═══ ENTRIES PROVIDED

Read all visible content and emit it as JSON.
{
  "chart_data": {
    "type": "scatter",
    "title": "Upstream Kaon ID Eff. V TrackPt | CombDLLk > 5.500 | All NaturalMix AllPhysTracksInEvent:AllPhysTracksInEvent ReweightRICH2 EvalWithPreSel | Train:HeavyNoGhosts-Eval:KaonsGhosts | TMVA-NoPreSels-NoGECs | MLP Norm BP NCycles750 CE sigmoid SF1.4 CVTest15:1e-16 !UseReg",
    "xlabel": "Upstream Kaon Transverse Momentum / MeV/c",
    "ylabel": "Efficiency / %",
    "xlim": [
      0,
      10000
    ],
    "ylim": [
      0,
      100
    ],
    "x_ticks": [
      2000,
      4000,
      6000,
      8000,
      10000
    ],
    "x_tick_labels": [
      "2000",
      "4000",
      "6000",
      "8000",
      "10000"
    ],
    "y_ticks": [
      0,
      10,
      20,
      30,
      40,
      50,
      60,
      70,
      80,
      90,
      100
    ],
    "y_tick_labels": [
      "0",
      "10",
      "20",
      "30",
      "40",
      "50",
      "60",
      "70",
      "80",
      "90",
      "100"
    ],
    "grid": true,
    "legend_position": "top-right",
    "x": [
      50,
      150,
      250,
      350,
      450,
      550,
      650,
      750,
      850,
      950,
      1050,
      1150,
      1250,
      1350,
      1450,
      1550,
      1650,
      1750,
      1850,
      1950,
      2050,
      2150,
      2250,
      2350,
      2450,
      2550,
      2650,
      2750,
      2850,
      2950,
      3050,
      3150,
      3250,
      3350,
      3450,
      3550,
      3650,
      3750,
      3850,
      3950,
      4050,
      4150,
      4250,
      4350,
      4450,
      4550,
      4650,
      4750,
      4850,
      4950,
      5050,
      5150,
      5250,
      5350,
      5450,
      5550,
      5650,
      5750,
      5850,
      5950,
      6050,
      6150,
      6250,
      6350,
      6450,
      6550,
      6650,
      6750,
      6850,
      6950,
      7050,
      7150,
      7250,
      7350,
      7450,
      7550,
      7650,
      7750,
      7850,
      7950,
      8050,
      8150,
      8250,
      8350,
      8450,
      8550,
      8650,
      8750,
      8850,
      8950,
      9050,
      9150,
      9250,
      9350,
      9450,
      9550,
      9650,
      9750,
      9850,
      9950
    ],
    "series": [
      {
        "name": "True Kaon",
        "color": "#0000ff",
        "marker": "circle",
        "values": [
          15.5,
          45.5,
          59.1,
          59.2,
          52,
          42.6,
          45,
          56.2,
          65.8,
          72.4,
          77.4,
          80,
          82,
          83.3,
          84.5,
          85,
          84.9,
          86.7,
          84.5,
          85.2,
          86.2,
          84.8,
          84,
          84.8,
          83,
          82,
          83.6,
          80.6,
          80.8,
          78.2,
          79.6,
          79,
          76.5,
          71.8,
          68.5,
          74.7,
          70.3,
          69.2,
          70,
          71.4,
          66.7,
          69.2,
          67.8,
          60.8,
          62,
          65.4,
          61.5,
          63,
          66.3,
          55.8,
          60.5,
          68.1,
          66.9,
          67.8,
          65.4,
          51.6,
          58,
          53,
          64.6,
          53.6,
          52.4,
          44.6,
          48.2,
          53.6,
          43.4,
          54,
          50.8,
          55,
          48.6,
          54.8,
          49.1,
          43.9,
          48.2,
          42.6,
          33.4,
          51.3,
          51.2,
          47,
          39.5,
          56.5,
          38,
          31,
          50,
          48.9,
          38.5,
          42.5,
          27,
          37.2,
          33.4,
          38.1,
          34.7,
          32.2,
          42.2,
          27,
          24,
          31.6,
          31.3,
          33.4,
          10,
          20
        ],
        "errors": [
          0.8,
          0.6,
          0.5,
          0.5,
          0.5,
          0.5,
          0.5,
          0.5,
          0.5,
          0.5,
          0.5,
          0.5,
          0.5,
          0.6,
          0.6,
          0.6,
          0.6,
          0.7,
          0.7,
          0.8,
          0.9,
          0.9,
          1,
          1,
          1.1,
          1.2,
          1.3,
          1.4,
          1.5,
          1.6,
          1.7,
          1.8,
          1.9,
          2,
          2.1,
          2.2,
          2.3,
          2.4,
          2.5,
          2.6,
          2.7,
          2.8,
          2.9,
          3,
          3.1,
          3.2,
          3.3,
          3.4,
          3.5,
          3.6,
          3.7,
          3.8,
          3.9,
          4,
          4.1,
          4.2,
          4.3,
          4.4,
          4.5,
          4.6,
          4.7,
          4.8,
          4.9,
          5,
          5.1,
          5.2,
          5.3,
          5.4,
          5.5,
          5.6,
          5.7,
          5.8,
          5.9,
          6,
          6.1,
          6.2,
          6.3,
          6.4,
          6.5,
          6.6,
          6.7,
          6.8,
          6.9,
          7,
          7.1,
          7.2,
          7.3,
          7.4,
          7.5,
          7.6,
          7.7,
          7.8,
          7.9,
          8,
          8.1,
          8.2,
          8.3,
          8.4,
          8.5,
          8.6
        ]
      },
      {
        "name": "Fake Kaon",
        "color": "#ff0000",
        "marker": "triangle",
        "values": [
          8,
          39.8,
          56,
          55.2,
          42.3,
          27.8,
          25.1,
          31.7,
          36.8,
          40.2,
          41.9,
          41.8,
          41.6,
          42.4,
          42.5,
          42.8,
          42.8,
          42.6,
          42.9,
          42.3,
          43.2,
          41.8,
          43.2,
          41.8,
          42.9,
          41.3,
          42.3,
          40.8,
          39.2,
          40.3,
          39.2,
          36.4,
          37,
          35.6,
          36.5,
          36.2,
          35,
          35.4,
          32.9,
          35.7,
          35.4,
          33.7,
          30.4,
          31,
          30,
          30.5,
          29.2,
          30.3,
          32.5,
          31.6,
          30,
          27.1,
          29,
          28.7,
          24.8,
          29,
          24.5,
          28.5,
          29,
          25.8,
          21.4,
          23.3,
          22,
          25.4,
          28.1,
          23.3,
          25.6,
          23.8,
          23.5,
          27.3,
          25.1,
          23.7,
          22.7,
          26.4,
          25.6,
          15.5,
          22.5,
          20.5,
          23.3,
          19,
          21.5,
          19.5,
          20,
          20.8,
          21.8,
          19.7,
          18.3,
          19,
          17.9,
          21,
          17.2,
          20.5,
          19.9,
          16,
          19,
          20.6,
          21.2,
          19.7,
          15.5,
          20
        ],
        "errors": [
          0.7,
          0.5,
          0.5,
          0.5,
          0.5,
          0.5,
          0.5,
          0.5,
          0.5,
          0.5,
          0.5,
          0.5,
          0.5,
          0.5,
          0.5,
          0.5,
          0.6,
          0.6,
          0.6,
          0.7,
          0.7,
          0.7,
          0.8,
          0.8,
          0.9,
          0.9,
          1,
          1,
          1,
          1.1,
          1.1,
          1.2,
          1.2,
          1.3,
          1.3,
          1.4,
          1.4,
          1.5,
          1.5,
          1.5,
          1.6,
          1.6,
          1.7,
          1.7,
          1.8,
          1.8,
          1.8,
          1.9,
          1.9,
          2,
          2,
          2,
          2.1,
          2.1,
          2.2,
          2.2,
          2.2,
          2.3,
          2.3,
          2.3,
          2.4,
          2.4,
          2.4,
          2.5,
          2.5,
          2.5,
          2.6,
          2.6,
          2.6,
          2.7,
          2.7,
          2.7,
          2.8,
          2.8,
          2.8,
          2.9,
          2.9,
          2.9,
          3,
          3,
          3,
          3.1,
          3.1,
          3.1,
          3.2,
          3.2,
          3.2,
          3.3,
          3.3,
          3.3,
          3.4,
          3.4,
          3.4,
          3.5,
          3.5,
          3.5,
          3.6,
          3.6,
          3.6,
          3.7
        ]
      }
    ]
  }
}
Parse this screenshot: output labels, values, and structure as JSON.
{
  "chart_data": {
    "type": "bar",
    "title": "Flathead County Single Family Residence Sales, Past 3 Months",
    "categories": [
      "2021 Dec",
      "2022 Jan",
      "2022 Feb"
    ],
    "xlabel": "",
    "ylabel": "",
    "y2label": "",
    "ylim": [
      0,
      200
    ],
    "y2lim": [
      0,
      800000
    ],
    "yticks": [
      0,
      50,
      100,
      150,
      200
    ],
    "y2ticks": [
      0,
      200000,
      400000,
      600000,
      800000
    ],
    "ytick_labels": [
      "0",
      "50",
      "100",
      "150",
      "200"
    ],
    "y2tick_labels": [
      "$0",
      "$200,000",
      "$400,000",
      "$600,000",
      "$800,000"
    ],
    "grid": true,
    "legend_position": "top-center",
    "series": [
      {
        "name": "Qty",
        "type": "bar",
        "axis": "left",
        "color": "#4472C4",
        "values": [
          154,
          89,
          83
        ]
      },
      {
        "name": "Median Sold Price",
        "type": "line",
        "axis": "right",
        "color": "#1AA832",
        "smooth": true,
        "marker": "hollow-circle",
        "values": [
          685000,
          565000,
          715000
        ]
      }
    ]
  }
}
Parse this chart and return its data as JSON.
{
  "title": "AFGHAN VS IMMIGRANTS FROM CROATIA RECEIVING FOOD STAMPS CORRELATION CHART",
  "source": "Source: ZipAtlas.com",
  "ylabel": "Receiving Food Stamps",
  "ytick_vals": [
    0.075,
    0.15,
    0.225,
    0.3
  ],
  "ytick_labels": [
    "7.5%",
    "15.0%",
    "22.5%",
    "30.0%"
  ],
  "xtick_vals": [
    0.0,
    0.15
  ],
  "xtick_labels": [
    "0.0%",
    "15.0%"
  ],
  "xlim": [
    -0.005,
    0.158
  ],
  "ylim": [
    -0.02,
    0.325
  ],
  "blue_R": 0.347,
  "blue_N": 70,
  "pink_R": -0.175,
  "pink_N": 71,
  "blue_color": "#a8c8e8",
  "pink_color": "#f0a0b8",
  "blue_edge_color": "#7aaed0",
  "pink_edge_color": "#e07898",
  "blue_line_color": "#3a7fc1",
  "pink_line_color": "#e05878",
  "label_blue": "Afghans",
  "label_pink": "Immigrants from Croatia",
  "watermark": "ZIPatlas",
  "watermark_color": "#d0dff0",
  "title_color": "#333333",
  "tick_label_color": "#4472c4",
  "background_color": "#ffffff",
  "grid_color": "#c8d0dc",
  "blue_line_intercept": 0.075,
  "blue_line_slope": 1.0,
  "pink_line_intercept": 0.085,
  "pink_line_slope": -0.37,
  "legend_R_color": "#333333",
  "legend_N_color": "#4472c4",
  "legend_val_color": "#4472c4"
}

══════

GIVEN REQUEST: Only lines with the string "type" belong in your answer; copy each one.

EXERCISE RESPONSE:
    "type": "scatter",
    "type": "bar",
        "type": "bar",
        "type": "line",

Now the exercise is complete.